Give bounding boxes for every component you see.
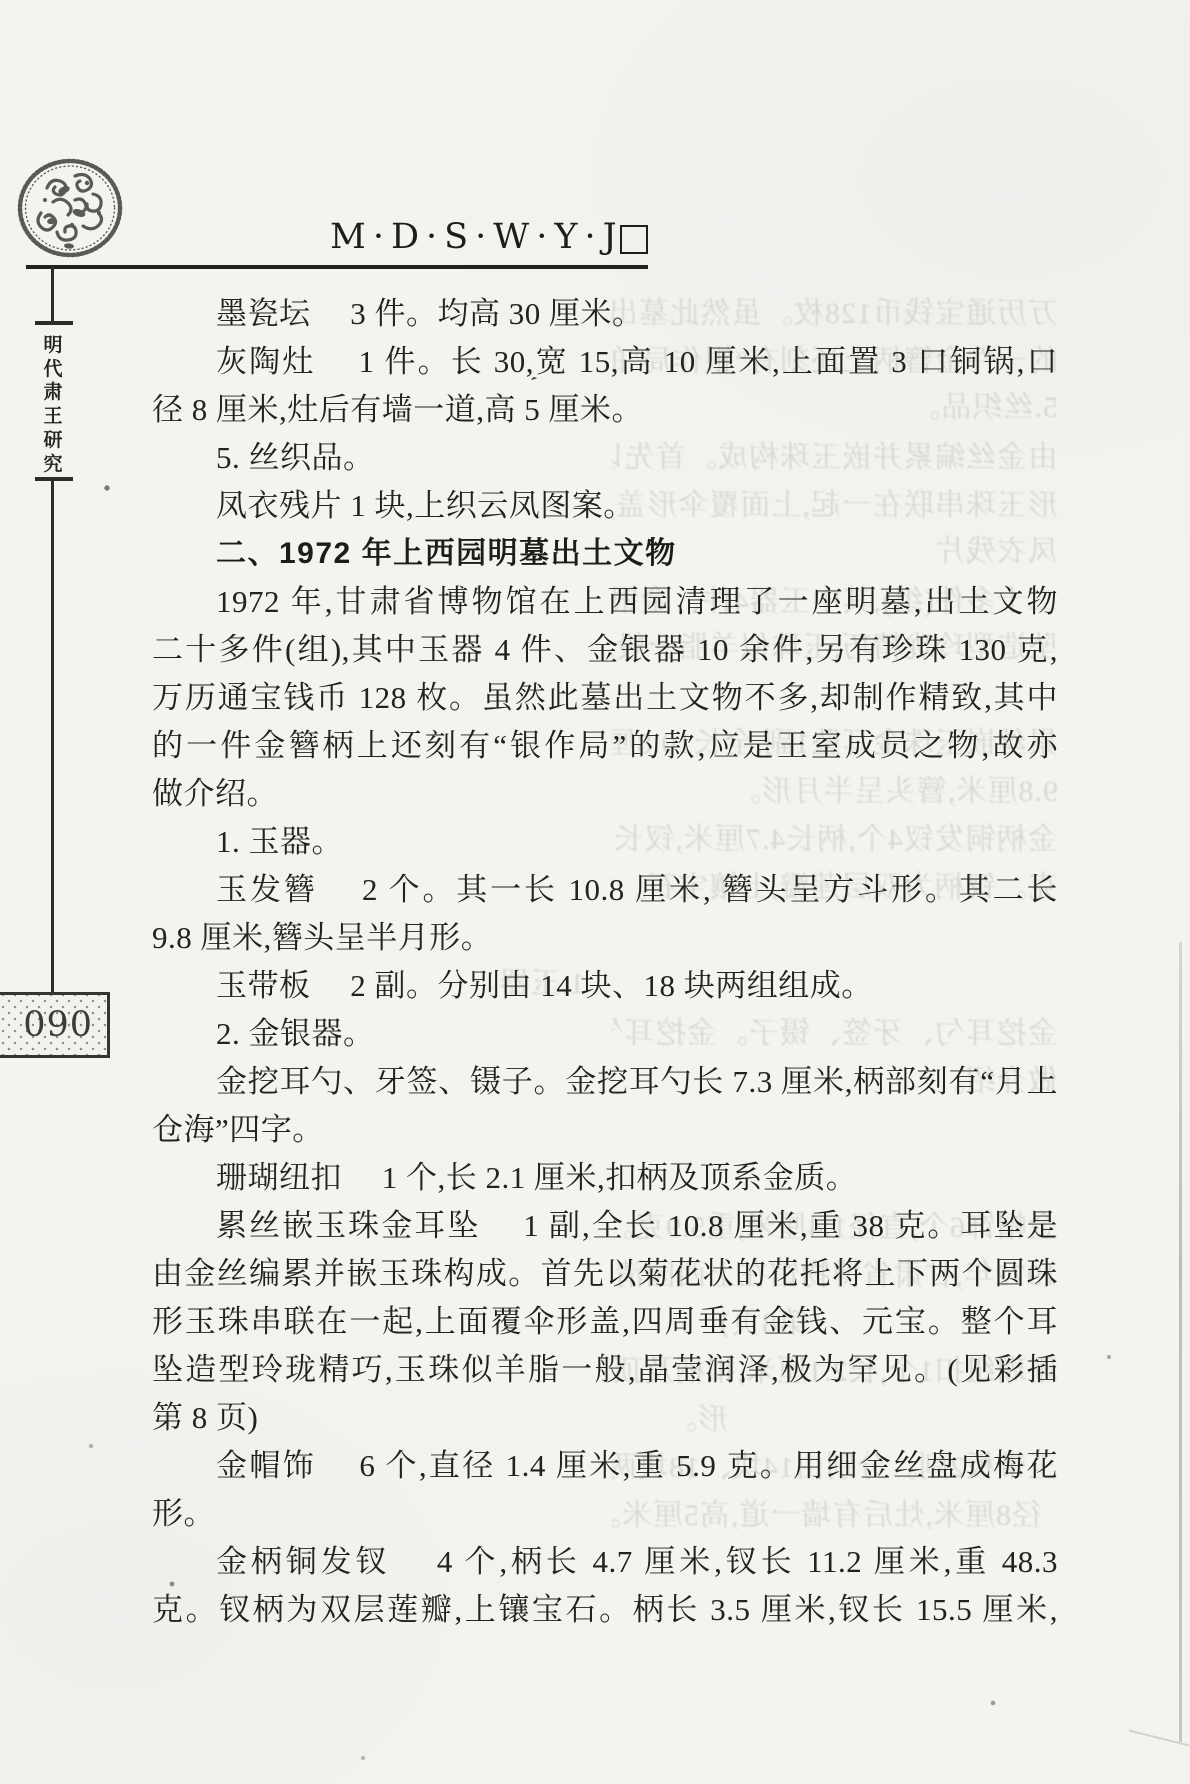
text-line: 5. 丝织品。 bbox=[152, 434, 1058, 482]
text-line: 做介绍。 bbox=[152, 770, 1058, 818]
text-line: 万历通宝钱币 128 枚。虽然此墓出土文物不多,却制作精致,其中 bbox=[152, 674, 1058, 722]
text-line: 金挖耳勺、牙签、镊子。金挖耳勺长 7.3 厘米,柄部刻有“月上 bbox=[152, 1058, 1058, 1106]
sidebar-bar-top bbox=[35, 321, 73, 325]
scan-artifact-specks bbox=[0, 0, 2, 2]
seal-pattern bbox=[38, 175, 102, 241]
text-line: 克。钗柄为双层莲瓣,上镶宝石。柄长 3.5 厘米,钗长 15.5 厘米, bbox=[152, 1586, 1058, 1634]
text-line: 二十多件(组),其中玉器 4 件、金银器 10 余件,另有珍珠 130 克, bbox=[152, 626, 1058, 674]
text-line: 仓海”四字。 bbox=[152, 1106, 1058, 1154]
text-line: 坠造型玲珑精巧,玉珠似羊脂一般,晶莹润泽,极为罕见。(见彩插 bbox=[152, 1346, 1058, 1394]
text-line: 径 8 厘米,灶后有墙一道,高 5 厘米。 bbox=[152, 386, 1058, 434]
sidebar-title-char: 王 bbox=[42, 405, 64, 429]
text-line: 累丝嵌玉珠金耳坠 1 副,全长 10.8 厘米,重 38 克。耳坠是 bbox=[152, 1202, 1058, 1250]
sidebar-title: 明代肃王研究 bbox=[42, 334, 64, 476]
text-line: 凤衣残片 1 块,上织云凤图案。 bbox=[152, 482, 1058, 530]
library-seal-stamp bbox=[17, 158, 123, 258]
text-line: 2. 金银器。 bbox=[152, 1010, 1058, 1058]
text-line: 的一件金簪柄上还刻有“银作局”的款,应是王室成员之物,故亦 bbox=[152, 722, 1058, 770]
sidebar-bar-bottom bbox=[35, 477, 73, 481]
text-line: 由金丝编累并嵌玉珠构成。首先以菊花状的花托将上下两个圆珠 bbox=[152, 1250, 1058, 1298]
text-line: 珊瑚纽扣 1 个,长 2.1 厘米,扣柄及顶系金质。 bbox=[152, 1154, 1058, 1202]
header-rule bbox=[26, 265, 648, 269]
text-line: 金柄铜发钗 4 个,柄长 4.7 厘米,钗长 11.2 厘米,重 48.3 bbox=[152, 1538, 1058, 1586]
text-line: 1972 年,甘肃省博物馆在上西园清理了一座明墓,出土文物 bbox=[152, 578, 1058, 626]
running-head-box-glyph bbox=[620, 225, 648, 254]
sidebar-line-upper bbox=[51, 267, 54, 323]
text-line: 形。 bbox=[152, 1490, 1058, 1538]
text-line: 玉发簪 2 个。其一长 10.8 厘米, 簪头呈方斗形。其二长 bbox=[152, 866, 1058, 914]
text-line: 形玉珠串联在一起,上面覆伞形盖,四周垂有金钱、元宝。整个耳 bbox=[152, 1298, 1058, 1346]
text-line: 金帽饰 6 个,直径 1.4 厘米,重 5.9 克。用细金丝盘成梅花 bbox=[152, 1442, 1058, 1490]
sidebar-title-char: 究 bbox=[42, 453, 64, 477]
text-line: 第 8 页) bbox=[152, 1394, 1058, 1442]
sidebar-title-char: 明 bbox=[42, 334, 64, 358]
sidebar-line-lower bbox=[51, 480, 54, 993]
sidebar-title-char: 肃 bbox=[42, 381, 64, 405]
section-heading: 二、1972 年上西园明墓出土文物 bbox=[152, 530, 1058, 578]
page-number: 090 bbox=[23, 995, 107, 1055]
sidebar-title-char: 研 bbox=[42, 429, 64, 453]
text-line: 9.8 厘米,簪头呈半月形。 bbox=[152, 914, 1058, 962]
book-page: M·D·S·W·Y·J 明代肃王研究 090 万历通宝钱币128枚。虽然此墓出土… bbox=[0, 0, 1190, 1784]
text-line: 灰陶灶 1 件。长 30,宽 15,高 10 厘米,上面置 3 口铜锅,口 bbox=[152, 338, 1058, 386]
text-line: 1. 玉器。 bbox=[152, 818, 1058, 866]
sidebar-title-char: 代 bbox=[42, 358, 64, 382]
text-line: 玉带板 2 副。分别由 14 块、18 块两组组成。 bbox=[152, 962, 1058, 1010]
page-edge-shadow bbox=[1179, 942, 1182, 1742]
page-number-badge: 090 bbox=[0, 992, 110, 1058]
text-line: 墨瓷坛 3 件。均高 30 厘米。 bbox=[152, 290, 1058, 338]
running-head-title: M·D·S·W·Y·J bbox=[330, 218, 624, 256]
body-text: 墨瓷坛 3 件。均高 30 厘米。灰陶灶 1 件。长 30,宽 15,高 10 … bbox=[152, 290, 1058, 1634]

########

*Objective*. Reproduce every one of the records above without alteration, omitting the pictures.

*Written response*.
Give bounding boxes for every component you see.
text-line: 5. 丝织品。 bbox=[152, 434, 1058, 482]
text-line: 做介绍。 bbox=[152, 770, 1058, 818]
text-line: 万历通宝钱币 128 枚。虽然此墓出土文物不多,却制作精致,其中 bbox=[152, 674, 1058, 722]
text-line: 金挖耳勺、牙签、镊子。金挖耳勺长 7.3 厘米,柄部刻有“月上 bbox=[152, 1058, 1058, 1106]
sidebar-bar-top bbox=[35, 321, 73, 325]
scan-artifact-specks bbox=[0, 0, 2, 2]
seal-pattern bbox=[38, 175, 102, 241]
text-line: 克。钗柄为双层莲瓣,上镶宝石。柄长 3.5 厘米,钗长 15.5 厘米, bbox=[152, 1586, 1058, 1634]
text-line: 二十多件(组),其中玉器 4 件、金银器 10 余件,另有珍珠 130 克, bbox=[152, 626, 1058, 674]
text-line: 仓海”四字。 bbox=[152, 1106, 1058, 1154]
text-line: 坠造型玲珑精巧,玉珠似羊脂一般,晶莹润泽,极为罕见。(见彩插 bbox=[152, 1346, 1058, 1394]
text-line: 径 8 厘米,灶后有墙一道,高 5 厘米。 bbox=[152, 386, 1058, 434]
sidebar-title-char: 王 bbox=[42, 405, 64, 429]
text-line: 累丝嵌玉珠金耳坠 1 副,全长 10.8 厘米,重 38 克。耳坠是 bbox=[152, 1202, 1058, 1250]
sidebar-title: 明代肃王研究 bbox=[42, 334, 64, 476]
text-line: 凤衣残片 1 块,上织云凤图案。 bbox=[152, 482, 1058, 530]
library-seal-stamp bbox=[17, 158, 123, 258]
text-line: 2. 金银器。 bbox=[152, 1010, 1058, 1058]
text-line: 的一件金簪柄上还刻有“银作局”的款,应是王室成员之物,故亦 bbox=[152, 722, 1058, 770]
sidebar-bar-bottom bbox=[35, 477, 73, 481]
text-line: 由金丝编累并嵌玉珠构成。首先以菊花状的花托将上下两个圆珠 bbox=[152, 1250, 1058, 1298]
text-line: 珊瑚纽扣 1 个,长 2.1 厘米,扣柄及顶系金质。 bbox=[152, 1154, 1058, 1202]
header-rule bbox=[26, 265, 648, 269]
text-line: 金柄铜发钗 4 个,柄长 4.7 厘米,钗长 11.2 厘米,重 48.3 bbox=[152, 1538, 1058, 1586]
text-line: 1972 年,甘肃省博物馆在上西园清理了一座明墓,出土文物 bbox=[152, 578, 1058, 626]
running-head-box-glyph bbox=[620, 225, 648, 254]
sidebar-line-upper bbox=[51, 267, 54, 323]
text-line: 形。 bbox=[152, 1490, 1058, 1538]
text-line: 玉发簪 2 个。其一长 10.8 厘米, 簪头呈方斗形。其二长 bbox=[152, 866, 1058, 914]
text-line: 形玉珠串联在一起,上面覆伞形盖,四周垂有金钱、元宝。整个耳 bbox=[152, 1298, 1058, 1346]
text-line: 金帽饰 6 个,直径 1.4 厘米,重 5.9 克。用细金丝盘成梅花 bbox=[152, 1442, 1058, 1490]
sidebar-title-char: 究 bbox=[42, 453, 64, 477]
text-line: 第 8 页) bbox=[152, 1394, 1058, 1442]
sidebar-title-char: 明 bbox=[42, 334, 64, 358]
sidebar-line-lower bbox=[51, 480, 54, 993]
sidebar-title-char: 肃 bbox=[42, 381, 64, 405]
section-heading: 二、1972 年上西园明墓出土文物 bbox=[152, 530, 1058, 578]
page-number: 090 bbox=[23, 995, 107, 1055]
sidebar-title-char: 研 bbox=[42, 429, 64, 453]
text-line: 9.8 厘米,簪头呈半月形。 bbox=[152, 914, 1058, 962]
book-page: M·D·S·W·Y·J 明代肃王研究 090 万历通宝钱币128枚。虽然此墓出土… bbox=[0, 0, 1190, 1784]
text-line: 灰陶灶 1 件。长 30,宽 15,高 10 厘米,上面置 3 口铜锅,口 bbox=[152, 338, 1058, 386]
text-line: 1. 玉器。 bbox=[152, 818, 1058, 866]
sidebar-title-char: 代 bbox=[42, 358, 64, 382]
text-line: 玉带板 2 副。分别由 14 块、18 块两组组成。 bbox=[152, 962, 1058, 1010]
page-edge-shadow bbox=[1179, 942, 1182, 1742]
page-number-badge: 090 bbox=[0, 992, 110, 1058]
text-line: 墨瓷坛 3 件。均高 30 厘米。 bbox=[152, 290, 1058, 338]
running-head-title: M·D·S·W·Y·J bbox=[330, 218, 624, 256]
body-text: 墨瓷坛 3 件。均高 30 厘米。灰陶灶 1 件。长 30,宽 15,高 10 … bbox=[152, 290, 1058, 1634]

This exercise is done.